# Start of DATASET

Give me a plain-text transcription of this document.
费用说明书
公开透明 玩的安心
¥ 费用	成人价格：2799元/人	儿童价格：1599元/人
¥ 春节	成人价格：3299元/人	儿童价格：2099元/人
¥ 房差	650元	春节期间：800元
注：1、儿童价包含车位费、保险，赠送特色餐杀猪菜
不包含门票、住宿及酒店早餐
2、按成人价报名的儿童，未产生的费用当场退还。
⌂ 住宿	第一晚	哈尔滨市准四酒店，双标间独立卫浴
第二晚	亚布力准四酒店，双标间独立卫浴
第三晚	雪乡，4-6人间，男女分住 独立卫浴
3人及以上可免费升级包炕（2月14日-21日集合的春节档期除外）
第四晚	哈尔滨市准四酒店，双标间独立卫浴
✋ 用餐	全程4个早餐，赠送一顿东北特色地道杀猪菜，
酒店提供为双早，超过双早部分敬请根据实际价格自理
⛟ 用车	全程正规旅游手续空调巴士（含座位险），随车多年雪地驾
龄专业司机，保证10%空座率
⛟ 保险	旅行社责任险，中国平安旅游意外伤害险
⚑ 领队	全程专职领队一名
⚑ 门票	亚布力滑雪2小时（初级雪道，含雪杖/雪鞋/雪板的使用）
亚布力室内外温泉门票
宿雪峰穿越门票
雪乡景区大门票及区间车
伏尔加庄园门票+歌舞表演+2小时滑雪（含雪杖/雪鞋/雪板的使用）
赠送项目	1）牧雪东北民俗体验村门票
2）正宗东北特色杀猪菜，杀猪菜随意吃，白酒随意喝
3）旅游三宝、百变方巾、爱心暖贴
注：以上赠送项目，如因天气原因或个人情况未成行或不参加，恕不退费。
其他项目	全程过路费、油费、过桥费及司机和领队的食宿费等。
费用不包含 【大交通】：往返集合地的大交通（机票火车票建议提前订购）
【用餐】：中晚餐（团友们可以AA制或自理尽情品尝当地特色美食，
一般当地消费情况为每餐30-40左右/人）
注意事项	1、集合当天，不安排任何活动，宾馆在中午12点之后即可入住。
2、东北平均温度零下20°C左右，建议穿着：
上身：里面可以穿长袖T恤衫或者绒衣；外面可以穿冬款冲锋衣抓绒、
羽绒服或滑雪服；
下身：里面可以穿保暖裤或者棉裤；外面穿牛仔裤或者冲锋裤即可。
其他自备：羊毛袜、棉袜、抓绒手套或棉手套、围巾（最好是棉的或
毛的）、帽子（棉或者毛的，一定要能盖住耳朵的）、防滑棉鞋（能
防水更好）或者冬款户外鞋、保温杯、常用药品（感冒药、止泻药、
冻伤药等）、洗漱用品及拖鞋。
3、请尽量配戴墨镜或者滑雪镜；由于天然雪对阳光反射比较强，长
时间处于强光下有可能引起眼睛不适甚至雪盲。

# End of DATASET

**SET PROBLEM:**
Set down all of the records shown above once more, exactly.

**TASK RESPONSE:**
Give me a plain-text transcription of this document.
费用说明书
公开透明 玩的安心
¥ 费用	成人价格：2799元/人	儿童价格：1599元/人
¥ 春节	成人价格：3299元/人	儿童价格：2099元/人
¥ 房差	650元	春节期间：800元
注：1、儿童价包含车位费、保险，赠送特色餐杀猪菜
不包含门票、住宿及酒店早餐
2、按成人价报名的儿童，未产生的费用当场退还。
⌂ 住宿	第一晚	哈尔滨市准四酒店，双标间独立卫浴
第二晚	亚布力准四酒店，双标间独立卫浴
第三晚	雪乡，4-6人间，男女分住 独立卫浴
3人及以上可免费升级包炕（2月14日-21日集合的春节档期除外）
第四晚	哈尔滨市准四酒店，双标间独立卫浴
✋ 用餐	全程4个早餐，赠送一顿东北特色地道杀猪菜，
酒店提供为双早，超过双早部分敬请根据实际价格自理
⛟ 用车	全程正规旅游手续空调巴士（含座位险），随车多年雪地驾
龄专业司机，保证10%空座率
⛟ 保险	旅行社责任险，中国平安旅游意外伤害险
⚑ 领队	全程专职领队一名
⚑ 门票	亚布力滑雪2小时（初级雪道，含雪杖/雪鞋/雪板的使用）
亚布力室内外温泉门票
宿雪峰穿越门票
雪乡景区大门票及区间车
伏尔加庄园门票+歌舞表演+2小时滑雪（含雪杖/雪鞋/雪板的使用）
赠送项目	1）牧雪东北民俗体验村门票
2）正宗东北特色杀猪菜，杀猪菜随意吃，白酒随意喝
3）旅游三宝、百变方巾、爱心暖贴
注：以上赠送项目，如因天气原因或个人情况未成行或不参加，恕不退费。
其他项目	全程过路费、油费、过桥费及司机和领队的食宿费等。
费用不包含 【大交通】：往返集合地的大交通（机票火车票建议提前订购）
【用餐】：中晚餐（团友们可以AA制或自理尽情品尝当地特色美食，
一般当地消费情况为每餐30-40左右/人）
注意事项	1、集合当天，不安排任何活动，宾馆在中午12点之后即可入住。
2、东北平均温度零下20°C左右，建议穿着：
上身：里面可以穿长袖T恤衫或者绒衣；外面可以穿冬款冲锋衣抓绒、
羽绒服或滑雪服；
下身：里面可以穿保暖裤或者棉裤；外面穿牛仔裤或者冲锋裤即可。
其他自备：羊毛袜、棉袜、抓绒手套或棉手套、围巾（最好是棉的或
毛的）、帽子（棉或者毛的，一定要能盖住耳朵的）、防滑棉鞋（能
防水更好）或者冬款户外鞋、保温杯、常用药品（感冒药、止泻药、
冻伤药等）、洗漱用品及拖鞋。
3、请尽量配戴墨镜或者滑雪镜；由于天然雪对阳光反射比较强，长
时间处于强光下有可能引起眼睛不适甚至雪盲。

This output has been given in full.